● INSTRUCTIONS FOR THE TASK
Every entry below should be transcribed exactly; pictures stay out of the copy.

**** STORED ROWS ****

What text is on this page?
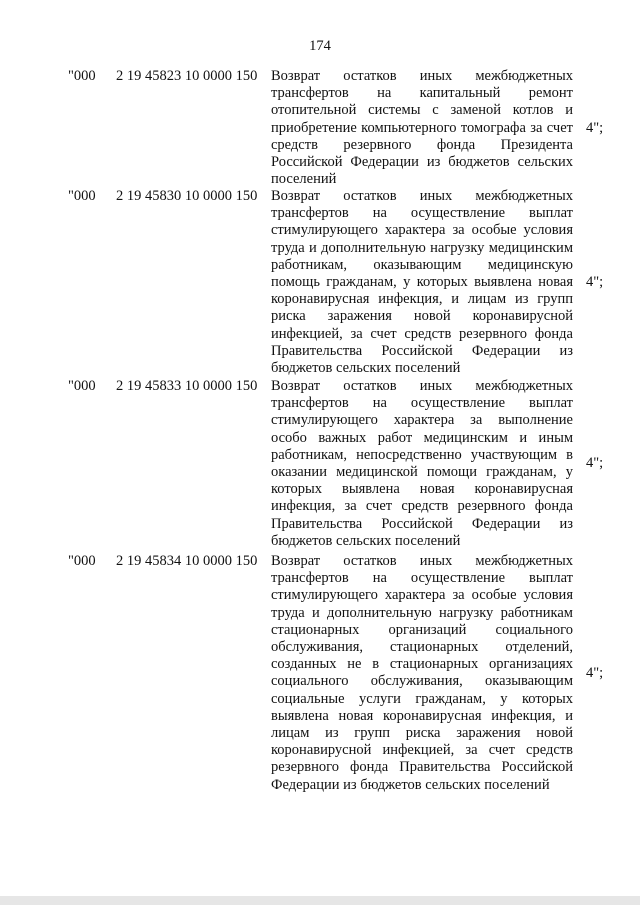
174
"000 2 19 45823 10 0000 150 Возврат остатков иных межбюджетных трансфертов на капитальный ремонт отопительной системы с заменой котлов и приобретение компьютерного томографа за счет средств резервного фонда Президента Российской Федерации из бюджетов сельских поселений
4";
"000 2 19 45830 10 0000 150 Возврат остатков иных межбюджетных трансфертов на осуществление выплат стимулирующего характера за особые условия труда и дополнительную нагрузку медицинским работникам, оказывающим медицинскую помощь гражданам, у которых выявлена новая коронавирусная инфекция, и лицам из групп риска заражения новой коронавирусной инфекцией, за счет средств резервного фонда Правительства Российской Федерации из бюджетов сельских поселений
4";
"000 2 19 45833 10 0000 150 Возврат остатков иных межбюджетных трансфертов на осуществление выплат стимулирующего характера за выполнение особо важных работ медицинским и иным работникам, непосредственно участвующим в оказании медицинской помощи гражданам, у которых выявлена новая коронавирусная инфекция, за счет средств резервного фонда Правительства Российской Федерации из бюджетов сельских поселений
4";
"000 2 19 45834 10 0000 150 Возврат остатков иных межбюджетных трансфертов на осуществление выплат стимулирующего характера за особые условия труда и дополнительную нагрузку работникам стационарных организаций социального обслуживания, стационарных отделений, созданных не в стационарных организациях социального обслуживания, оказывающим социальные услуги гражданам, у которых выявлена новая коронавирусная инфекция, и лицам из групп риска заражения новой коронавирусной инфекцией, за счет средств резервного фонда Правительства Российской Федерации из бюджетов сельских поселений
4";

****

● PROBLEM SOLUTION
What text is on this page?
174
"000 2 19 45823 10 0000 150 Возврат остатков иных межбюджетных трансфертов на капитальный ремонт отопительной системы с заменой котлов и приобретение компьютерного томографа за счет средств резервного фонда Президента Российской Федерации из бюджетов сельских поселений
4";
"000 2 19 45830 10 0000 150 Возврат остатков иных межбюджетных трансфертов на осуществление выплат стимулирующего характера за особые условия труда и дополнительную нагрузку медицинским работникам, оказывающим медицинскую помощь гражданам, у которых выявлена новая коронавирусная инфекция, и лицам из групп риска заражения новой коронавирусной инфекцией, за счет средств резервного фонда Правительства Российской Федерации из бюджетов сельских поселений
4";
"000 2 19 45833 10 0000 150 Возврат остатков иных межбюджетных трансфертов на осуществление выплат стимулирующего характера за выполнение особо важных работ медицинским и иным работникам, непосредственно участвующим в оказании медицинской помощи гражданам, у которых выявлена новая коронавирусная инфекция, за счет средств резервного фонда Правительства Российской Федерации из бюджетов сельских поселений
4";
"000 2 19 45834 10 0000 150 Возврат остатков иных межбюджетных трансфертов на осуществление выплат стимулирующего характера за особые условия труда и дополнительную нагрузку работникам стационарных организаций социального обслуживания, стационарных отделений, созданных не в стационарных организациях социального обслуживания, оказывающим социальные услуги гражданам, у которых выявлена новая коронавирусная инфекция, и лицам из групп риска заражения новой коронавирусной инфекцией, за счет средств резервного фонда Правительства Российской Федерации из бюджетов сельских поселений
4";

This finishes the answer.